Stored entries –

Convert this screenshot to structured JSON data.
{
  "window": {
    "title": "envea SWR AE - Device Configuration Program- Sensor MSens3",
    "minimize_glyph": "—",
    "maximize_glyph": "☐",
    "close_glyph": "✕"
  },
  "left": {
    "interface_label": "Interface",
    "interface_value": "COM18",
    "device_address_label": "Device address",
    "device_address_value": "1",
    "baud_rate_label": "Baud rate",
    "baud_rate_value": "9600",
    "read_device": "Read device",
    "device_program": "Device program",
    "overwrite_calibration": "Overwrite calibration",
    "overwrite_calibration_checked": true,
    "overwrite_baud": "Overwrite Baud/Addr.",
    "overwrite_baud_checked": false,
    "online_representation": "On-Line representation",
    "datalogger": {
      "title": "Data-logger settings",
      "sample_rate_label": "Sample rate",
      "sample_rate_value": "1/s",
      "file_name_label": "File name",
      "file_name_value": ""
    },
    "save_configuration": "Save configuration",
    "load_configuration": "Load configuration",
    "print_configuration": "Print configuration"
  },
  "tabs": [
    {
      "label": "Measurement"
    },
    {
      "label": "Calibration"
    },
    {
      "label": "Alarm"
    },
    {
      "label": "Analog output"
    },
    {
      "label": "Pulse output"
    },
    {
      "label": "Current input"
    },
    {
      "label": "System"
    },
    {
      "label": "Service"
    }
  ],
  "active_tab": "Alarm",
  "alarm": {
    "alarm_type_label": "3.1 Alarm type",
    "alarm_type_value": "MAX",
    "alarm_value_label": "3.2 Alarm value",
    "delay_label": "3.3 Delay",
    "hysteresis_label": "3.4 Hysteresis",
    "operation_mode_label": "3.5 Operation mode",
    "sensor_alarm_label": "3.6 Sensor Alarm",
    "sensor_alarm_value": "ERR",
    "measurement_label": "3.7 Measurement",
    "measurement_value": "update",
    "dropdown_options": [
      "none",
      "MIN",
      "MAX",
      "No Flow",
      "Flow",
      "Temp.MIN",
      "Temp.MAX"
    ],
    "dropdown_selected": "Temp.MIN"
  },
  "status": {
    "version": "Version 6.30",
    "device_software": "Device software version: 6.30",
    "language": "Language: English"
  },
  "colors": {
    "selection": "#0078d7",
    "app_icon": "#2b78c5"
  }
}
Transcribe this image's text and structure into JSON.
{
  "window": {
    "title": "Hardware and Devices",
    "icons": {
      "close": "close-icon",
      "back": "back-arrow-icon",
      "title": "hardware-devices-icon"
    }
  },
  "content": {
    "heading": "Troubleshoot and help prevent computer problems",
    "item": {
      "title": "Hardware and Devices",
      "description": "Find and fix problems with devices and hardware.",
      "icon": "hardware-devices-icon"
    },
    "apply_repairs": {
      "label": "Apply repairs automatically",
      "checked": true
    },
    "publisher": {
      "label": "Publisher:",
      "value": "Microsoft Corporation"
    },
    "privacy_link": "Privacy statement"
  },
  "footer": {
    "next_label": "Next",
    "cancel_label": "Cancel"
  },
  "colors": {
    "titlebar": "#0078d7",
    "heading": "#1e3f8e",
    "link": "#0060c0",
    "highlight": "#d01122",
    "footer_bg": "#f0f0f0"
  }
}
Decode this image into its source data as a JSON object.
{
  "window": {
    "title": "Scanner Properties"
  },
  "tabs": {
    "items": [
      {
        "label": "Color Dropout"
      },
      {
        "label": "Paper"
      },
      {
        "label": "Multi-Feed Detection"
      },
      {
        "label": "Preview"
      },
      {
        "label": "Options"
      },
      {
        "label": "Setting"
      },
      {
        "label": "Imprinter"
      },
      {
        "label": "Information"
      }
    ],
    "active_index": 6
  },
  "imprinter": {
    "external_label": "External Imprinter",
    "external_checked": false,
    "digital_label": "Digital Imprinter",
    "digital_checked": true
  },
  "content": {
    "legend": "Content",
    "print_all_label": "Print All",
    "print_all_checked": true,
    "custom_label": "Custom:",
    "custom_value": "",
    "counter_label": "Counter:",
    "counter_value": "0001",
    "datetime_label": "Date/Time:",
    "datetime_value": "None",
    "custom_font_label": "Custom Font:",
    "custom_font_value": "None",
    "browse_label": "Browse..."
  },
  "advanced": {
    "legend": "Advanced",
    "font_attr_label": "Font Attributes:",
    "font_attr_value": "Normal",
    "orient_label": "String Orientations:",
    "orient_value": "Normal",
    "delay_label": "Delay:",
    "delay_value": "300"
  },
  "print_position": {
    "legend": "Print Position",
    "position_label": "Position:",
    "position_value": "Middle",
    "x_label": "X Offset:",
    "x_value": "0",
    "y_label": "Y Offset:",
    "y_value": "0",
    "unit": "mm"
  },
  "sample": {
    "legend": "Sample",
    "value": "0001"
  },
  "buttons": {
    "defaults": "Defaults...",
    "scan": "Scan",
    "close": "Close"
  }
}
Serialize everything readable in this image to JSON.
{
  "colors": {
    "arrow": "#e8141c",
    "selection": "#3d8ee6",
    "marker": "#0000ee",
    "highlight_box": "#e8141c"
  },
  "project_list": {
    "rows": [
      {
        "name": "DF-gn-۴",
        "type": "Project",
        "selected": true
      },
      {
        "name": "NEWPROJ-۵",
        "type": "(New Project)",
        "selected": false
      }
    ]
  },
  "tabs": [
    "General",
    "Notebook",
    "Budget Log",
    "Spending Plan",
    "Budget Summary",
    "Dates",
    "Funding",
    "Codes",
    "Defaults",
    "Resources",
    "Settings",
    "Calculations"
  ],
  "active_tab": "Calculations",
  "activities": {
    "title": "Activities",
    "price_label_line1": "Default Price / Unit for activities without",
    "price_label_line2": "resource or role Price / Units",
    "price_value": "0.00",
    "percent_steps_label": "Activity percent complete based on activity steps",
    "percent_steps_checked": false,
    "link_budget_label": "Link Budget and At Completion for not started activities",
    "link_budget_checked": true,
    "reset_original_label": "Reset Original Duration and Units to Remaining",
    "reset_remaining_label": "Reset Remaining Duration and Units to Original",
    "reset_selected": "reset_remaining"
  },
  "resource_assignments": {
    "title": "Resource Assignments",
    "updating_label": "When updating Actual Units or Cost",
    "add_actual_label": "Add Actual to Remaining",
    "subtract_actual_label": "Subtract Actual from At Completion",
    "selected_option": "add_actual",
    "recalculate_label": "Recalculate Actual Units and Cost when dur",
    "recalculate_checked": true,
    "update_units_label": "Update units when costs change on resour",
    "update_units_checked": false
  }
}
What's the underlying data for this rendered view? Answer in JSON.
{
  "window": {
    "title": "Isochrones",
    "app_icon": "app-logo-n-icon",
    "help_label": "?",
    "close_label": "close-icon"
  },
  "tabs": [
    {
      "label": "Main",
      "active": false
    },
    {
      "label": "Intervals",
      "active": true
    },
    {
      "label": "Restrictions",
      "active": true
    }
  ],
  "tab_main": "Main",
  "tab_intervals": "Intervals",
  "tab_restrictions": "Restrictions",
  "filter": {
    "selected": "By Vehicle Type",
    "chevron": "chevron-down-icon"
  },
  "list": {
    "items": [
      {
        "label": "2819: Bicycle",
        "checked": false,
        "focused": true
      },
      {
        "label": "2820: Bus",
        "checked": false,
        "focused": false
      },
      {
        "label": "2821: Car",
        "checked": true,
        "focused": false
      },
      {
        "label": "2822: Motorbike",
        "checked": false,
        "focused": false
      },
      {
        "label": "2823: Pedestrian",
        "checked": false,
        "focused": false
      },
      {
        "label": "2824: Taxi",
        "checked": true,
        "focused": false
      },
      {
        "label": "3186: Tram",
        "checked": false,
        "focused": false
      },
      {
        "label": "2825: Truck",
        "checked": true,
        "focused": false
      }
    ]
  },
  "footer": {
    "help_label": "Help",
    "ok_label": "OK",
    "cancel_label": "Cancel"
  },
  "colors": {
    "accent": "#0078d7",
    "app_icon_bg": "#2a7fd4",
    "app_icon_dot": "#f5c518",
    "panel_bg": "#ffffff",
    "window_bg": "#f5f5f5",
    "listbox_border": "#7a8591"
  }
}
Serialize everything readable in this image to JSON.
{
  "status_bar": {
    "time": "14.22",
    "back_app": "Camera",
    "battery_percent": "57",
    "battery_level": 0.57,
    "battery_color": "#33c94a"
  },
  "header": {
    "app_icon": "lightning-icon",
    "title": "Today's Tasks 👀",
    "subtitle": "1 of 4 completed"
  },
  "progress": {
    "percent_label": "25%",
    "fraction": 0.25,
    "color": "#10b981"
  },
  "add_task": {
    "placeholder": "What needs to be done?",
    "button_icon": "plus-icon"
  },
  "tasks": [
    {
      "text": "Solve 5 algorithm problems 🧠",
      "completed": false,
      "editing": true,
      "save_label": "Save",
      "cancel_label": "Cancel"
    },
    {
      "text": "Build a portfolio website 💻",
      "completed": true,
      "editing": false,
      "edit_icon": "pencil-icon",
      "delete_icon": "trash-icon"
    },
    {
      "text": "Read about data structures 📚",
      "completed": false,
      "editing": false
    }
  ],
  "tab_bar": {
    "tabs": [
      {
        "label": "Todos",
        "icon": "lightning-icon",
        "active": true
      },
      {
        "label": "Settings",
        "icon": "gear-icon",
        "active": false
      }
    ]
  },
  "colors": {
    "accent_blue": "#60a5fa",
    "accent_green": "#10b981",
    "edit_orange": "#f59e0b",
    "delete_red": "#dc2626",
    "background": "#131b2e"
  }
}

OBJECTIVE –
Copy out each line of the entries that holds "What".

SOLUTION TO THIS EXERCISE –
What's the underlying data for this rendered view? Answer in JSON.
    "placeholder": "What needs to be done?",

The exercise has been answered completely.